→ **WHAT THE TASK ASKS**: Each line containing the word "shallots" should be found and copied.

→ **Data entries**:
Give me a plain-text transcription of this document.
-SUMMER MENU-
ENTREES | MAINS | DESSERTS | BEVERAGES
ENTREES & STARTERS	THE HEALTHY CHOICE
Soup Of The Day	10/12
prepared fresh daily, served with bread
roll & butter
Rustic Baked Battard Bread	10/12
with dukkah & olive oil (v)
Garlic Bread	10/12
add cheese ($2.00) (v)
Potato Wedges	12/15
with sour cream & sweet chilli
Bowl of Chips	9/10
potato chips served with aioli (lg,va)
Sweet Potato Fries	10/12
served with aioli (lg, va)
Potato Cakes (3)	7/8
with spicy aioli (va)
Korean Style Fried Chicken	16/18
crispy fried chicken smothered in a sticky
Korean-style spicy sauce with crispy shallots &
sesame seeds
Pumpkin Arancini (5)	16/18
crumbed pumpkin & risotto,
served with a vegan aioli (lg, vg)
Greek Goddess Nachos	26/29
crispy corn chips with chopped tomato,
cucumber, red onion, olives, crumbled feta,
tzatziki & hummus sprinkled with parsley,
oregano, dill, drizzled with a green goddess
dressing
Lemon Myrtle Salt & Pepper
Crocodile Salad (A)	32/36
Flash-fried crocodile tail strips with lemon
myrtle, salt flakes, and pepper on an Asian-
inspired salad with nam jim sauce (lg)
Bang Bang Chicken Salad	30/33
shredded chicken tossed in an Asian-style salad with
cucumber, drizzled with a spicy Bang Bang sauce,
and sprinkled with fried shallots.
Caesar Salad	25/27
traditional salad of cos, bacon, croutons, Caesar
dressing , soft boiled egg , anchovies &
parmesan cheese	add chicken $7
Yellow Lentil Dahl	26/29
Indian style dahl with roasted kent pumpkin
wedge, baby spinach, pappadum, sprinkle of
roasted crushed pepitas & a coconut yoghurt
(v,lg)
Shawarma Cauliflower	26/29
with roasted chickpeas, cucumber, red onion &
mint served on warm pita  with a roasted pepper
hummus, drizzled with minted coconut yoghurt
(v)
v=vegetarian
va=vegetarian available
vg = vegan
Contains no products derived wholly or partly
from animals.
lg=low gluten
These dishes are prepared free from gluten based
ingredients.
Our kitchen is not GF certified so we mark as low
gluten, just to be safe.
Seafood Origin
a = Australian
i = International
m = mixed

→ **TASK ANSWER**:
Korean-style spicy sauce with crispy shallots &
and sprinkled with fried shallots.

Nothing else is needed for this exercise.